▶ What is required
Give the data again exactly as written, skipping any pictures.

▶ Data for processing

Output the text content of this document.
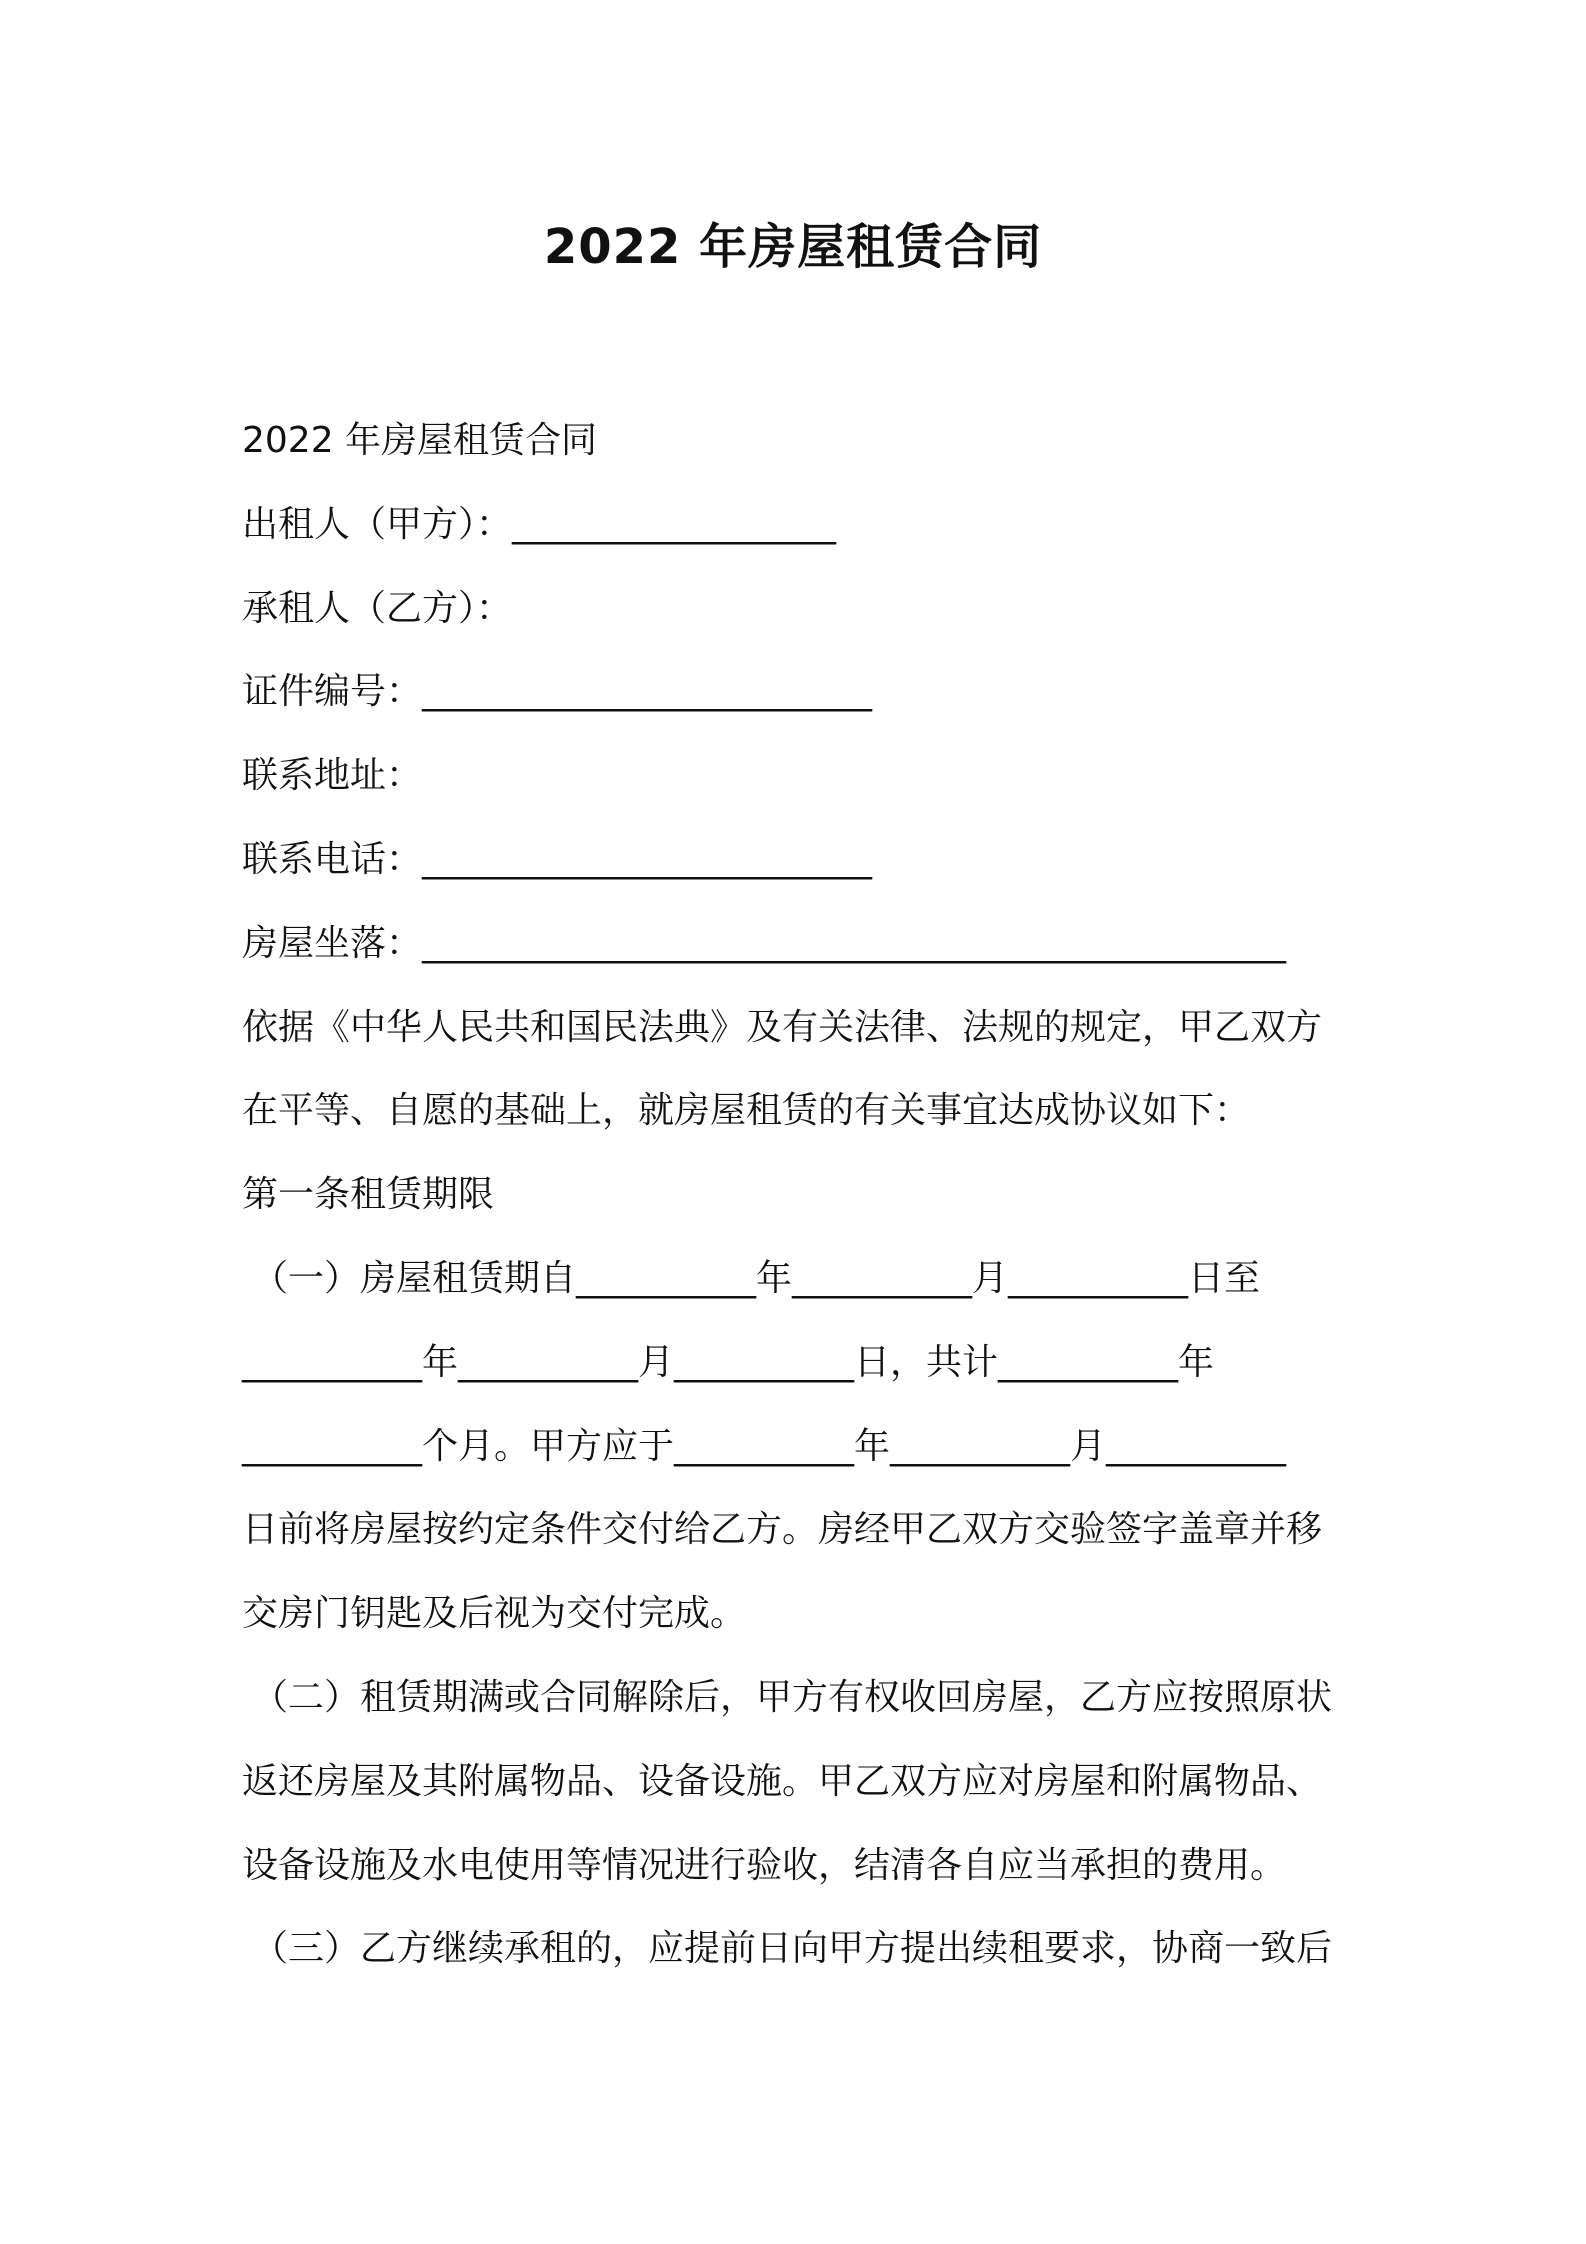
2022 年房屋租赁合同
2022 年房屋租赁合同
出租人（甲方）：__________________
承租人（乙方）：
证件编号：_________________________
联系地址：
联系电话：_________________________
房屋坐落：________________________________________________
依据《中华人民共和国民法典》及有关法律、法规的规定，甲乙双方
在平等、自愿的基础上，就房屋租赁的有关事宜达成协议如下：
第一条租赁期限
（一）房屋租赁期自__________年__________月__________日至
__________年__________月__________日，共计__________年
__________个月。甲方应于__________年__________月__________
日前将房屋按约定条件交付给乙方。房经甲乙双方交验签字盖章并移
交房门钥匙及后视为交付完成。
（二）租赁期满或合同解除后，甲方有权收回房屋，乙方应按照原状
返还房屋及其附属物品、设备设施。甲乙双方应对房屋和附属物品、
设备设施及水电使用等情况进行验收，结清各自应当承担的费用。
（三）乙方继续承租的，应提前日向甲方提出续租要求，协商一致后
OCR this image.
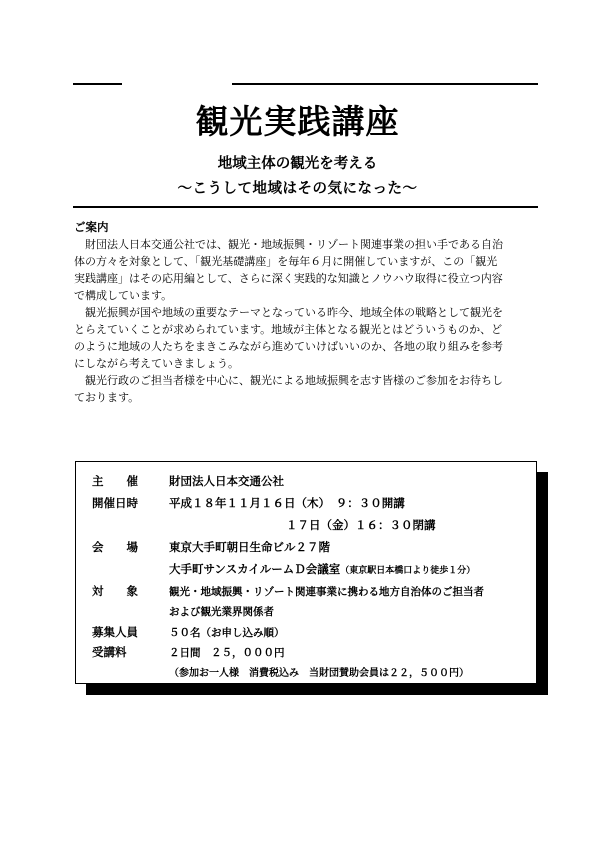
観光実践講座
地域主体の観光を考える
～こうして地域はその気になった～
ご案内
　財団法人日本交通公社では、観光・地域振興・リゾート関連事業の担い手である自治
体の方々を対象として、「観光基礎講座」を毎年６月に開催していますが、この「観光
実践講座」はその応用編として、さらに深く実践的な知識とノウハウ取得に役立つ内容
で構成しています。
　観光振興が国や地域の重要なテーマとなっている昨今、地域全体の戦略として観光を
とらえていくことが求められています。地域が主体となる観光とはどういうものか、ど
のように地域の人たちをまきこみながら進めていけばいいのか、各地の取り組みを参考
にしながら考えていきましょう。
　観光行政のご担当者様を中心に、観光による地域振興を志す皆様のご参加をお待ちし
ております。
主　　催	財団法人日本交通公社
開催日時	平成１８年１１月１６日（木）　９：３０開講
１７日（金）１６：３０閉講
会　　場	東京大手町朝日生命ビル２７階
大手町サンスカイルームＤ会議室（東京駅日本橋口より徒歩１分）
対　　象	観光・地域振興・リゾート関連事業に携わる地方自治体のご担当者
および観光業界関係者
募集人員	５０名（お申し込み順）
受講料	２日間　２５，０００円
（参加お一人様　消費税込み　当財団賛助会員は２２，５００円）
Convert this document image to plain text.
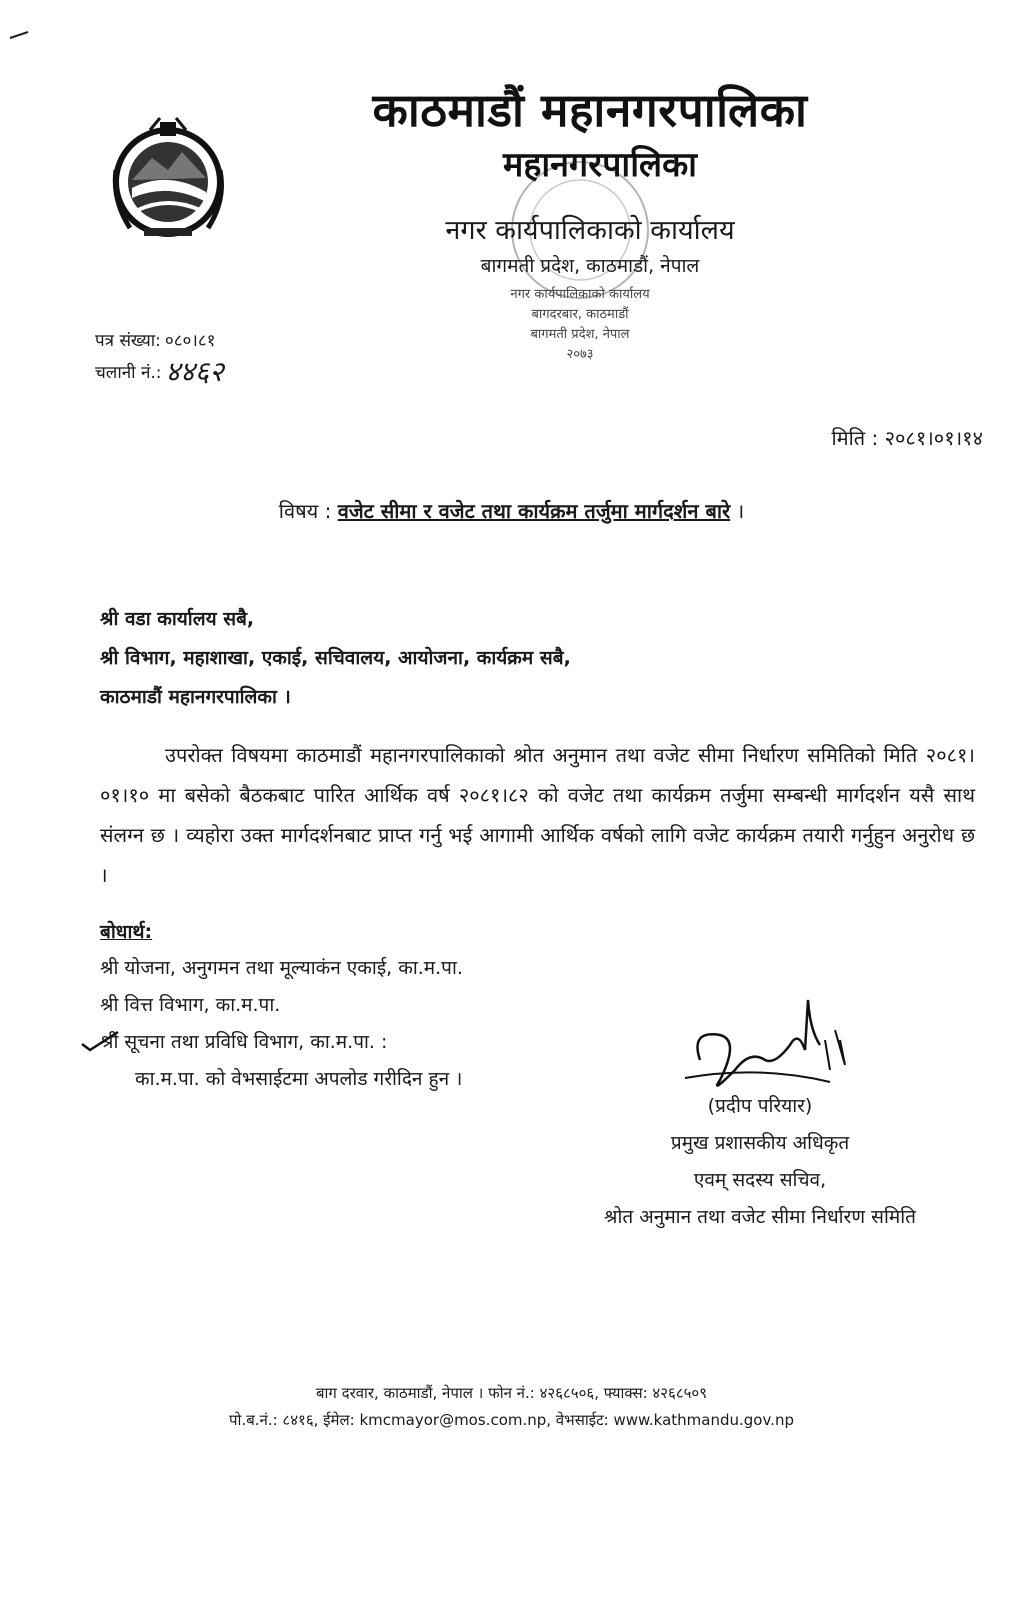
नगर कार्यपालिकाको कार्यालय
बागदरबार, काठमाडौं
बागमती प्रदेश, नेपाल
२०७३
काठमाडौं महानगरपालिका
महानगरपालिका
नगर कार्यपालिकाको कार्यालय
बागमती प्रदेश, काठमाडौं, नेपाल
पत्र संख्या: ०८०।८१
चलानी नं.: ४४६२
मिति : २०८१।०१।१४
विषय : वजेट सीमा र वजेट तथा कार्यक्रम तर्जुमा मार्गदर्शन बारे ।
श्री वडा कार्यालय सबै,
श्री विभाग, महाशाखा, एकाई, सचिवालय, आयोजना, कार्यक्रम सबै,
काठमाडौं महानगरपालिका ।
उपरोक्त विषयमा काठमाडौं महानगरपालिकाको श्रोत अनुमान तथा वजेट सीमा निर्धारण समितिको मिति २०८१।०१।१० मा बसेको बैठकबाट पारित आर्थिक वर्ष २०८१।८२ को वजेट तथा कार्यक्रम तर्जुमा सम्बन्धी मार्गदर्शन यसै साथ संलग्न छ । व्यहोरा उक्त मार्गदर्शनबाट प्राप्त गर्नु भई आगामी आर्थिक वर्षको लागि वजेट कार्यक्रम तयारी गर्नुहुन अनुरोध छ ।
बोधार्थ:
श्री योजना, अनुगमन तथा मूल्याकंन एकाई, का.म.पा.
श्री वित्त विभाग, का.म.पा.
श्री सूचना तथा प्रविधि विभाग, का.म.पा. :
का.म.पा. को वेभसाईटमा अपलोड गरीदिन हुन ।
(प्रदीप परियार)
प्रमुख प्रशासकीय अधिकृत
एवम् सदस्य सचिव,
श्रोत अनुमान तथा वजेट सीमा निर्धारण समिति
बाग दरवार, काठमाडौं, नेपाल । फोन नं.: ४२६८५०६, फ्याक्स: ४२६८५०९
पो.ब.नं.: ८४१६, ईमेल: kmcmayor@mos.com.np, वेभसाईट: www.kathmandu.gov.np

▶ Output for this exercise
Output the text content of this document.
2022 年房屋租赁合同
2022 年房屋租赁合同
出租人（甲方）：__________________
承租人（乙方）：
证件编号：_________________________
联系地址：
联系电话：_________________________
房屋坐落：________________________________________________
依据《中华人民共和国民法典》及有关法律、法规的规定，甲乙双方
在平等、自愿的基础上，就房屋租赁的有关事宜达成协议如下：
第一条租赁期限
（一）房屋租赁期自__________年__________月__________日至
__________年__________月__________日，共计__________年
__________个月。甲方应于__________年__________月__________
日前将房屋按约定条件交付给乙方。房经甲乙双方交验签字盖章并移
交房门钥匙及后视为交付完成。
（二）租赁期满或合同解除后，甲方有权收回房屋，乙方应按照原状
返还房屋及其附属物品、设备设施。甲乙双方应对房屋和附属物品、
设备设施及水电使用等情况进行验收，结清各自应当承担的费用。
（三）乙方继续承租的，应提前日向甲方提出续租要求，协商一致后
OCR this image.
観光実践講座
地域主体の観光を考える
～こうして地域はその気になった～
ご案内
　財団法人日本交通公社では、観光・地域振興・リゾート関連事業の担い手である自治
体の方々を対象として、「観光基礎講座」を毎年６月に開催していますが、この「観光
実践講座」はその応用編として、さらに深く実践的な知識とノウハウ取得に役立つ内容
で構成しています。
　観光振興が国や地域の重要なテーマとなっている昨今、地域全体の戦略として観光を
とらえていくことが求められています。地域が主体となる観光とはどういうものか、ど
のように地域の人たちをまきこみながら進めていけばいいのか、各地の取り組みを参考
にしながら考えていきましょう。
　観光行政のご担当者様を中心に、観光による地域振興を志す皆様のご参加をお待ちし
ております。
主　　催	財団法人日本交通公社
開催日時	平成１８年１１月１６日（木）　９：３０開講
１７日（金）１６：３０閉講
会　　場	東京大手町朝日生命ビル２７階
大手町サンスカイルームＤ会議室（東京駅日本橋口より徒歩１分）
対　　象	観光・地域振興・リゾート関連事業に携わる地方自治体のご担当者
および観光業界関係者
募集人員	５０名（お申し込み順）
受講料	２日間　２５，０００円
（参加お一人様　消費税込み　当財団賛助会員は２２，５００円）
Convert this document image to plain text.
नगर कार्यपालिकाको कार्यालय
बागदरबार, काठमाडौं
बागमती प्रदेश, नेपाल
२०७३
काठमाडौं महानगरपालिका
महानगरपालिका
नगर कार्यपालिकाको कार्यालय
बागमती प्रदेश, काठमाडौं, नेपाल
पत्र संख्या: ०८०।८१
चलानी नं.: ४४६२
मिति : २०८१।०१।१४
विषय : वजेट सीमा र वजेट तथा कार्यक्रम तर्जुमा मार्गदर्शन बारे ।
श्री वडा कार्यालय सबै,
श्री विभाग, महाशाखा, एकाई, सचिवालय, आयोजना, कार्यक्रम सबै,
काठमाडौं महानगरपालिका ।
उपरोक्त विषयमा काठमाडौं महानगरपालिकाको श्रोत अनुमान तथा वजेट सीमा निर्धारण समितिको मिति २०८१।०१।१० मा बसेको बैठकबाट पारित आर्थिक वर्ष २०८१।८२ को वजेट तथा कार्यक्रम तर्जुमा सम्बन्धी मार्गदर्शन यसै साथ संलग्न छ । व्यहोरा उक्त मार्गदर्शनबाट प्राप्त गर्नु भई आगामी आर्थिक वर्षको लागि वजेट कार्यक्रम तयारी गर्नुहुन अनुरोध छ ।
बोधार्थ:
श्री योजना, अनुगमन तथा मूल्याकंन एकाई, का.म.पा.
श्री वित्त विभाग, का.म.पा.
श्री सूचना तथा प्रविधि विभाग, का.म.पा. :
का.म.पा. को वेभसाईटमा अपलोड गरीदिन हुन ।
(प्रदीप परियार)
प्रमुख प्रशासकीय अधिकृत
एवम् सदस्य सचिव,
श्रोत अनुमान तथा वजेट सीमा निर्धारण समिति
बाग दरवार, काठमाडौं, नेपाल । फोन नं.: ४२६८५०६, फ्याक्स: ४२६८५०९
पो.ब.नं.: ८४१६, ईमेल: kmcmayor@mos.com.np, वेभसाईट: www.kathmandu.gov.np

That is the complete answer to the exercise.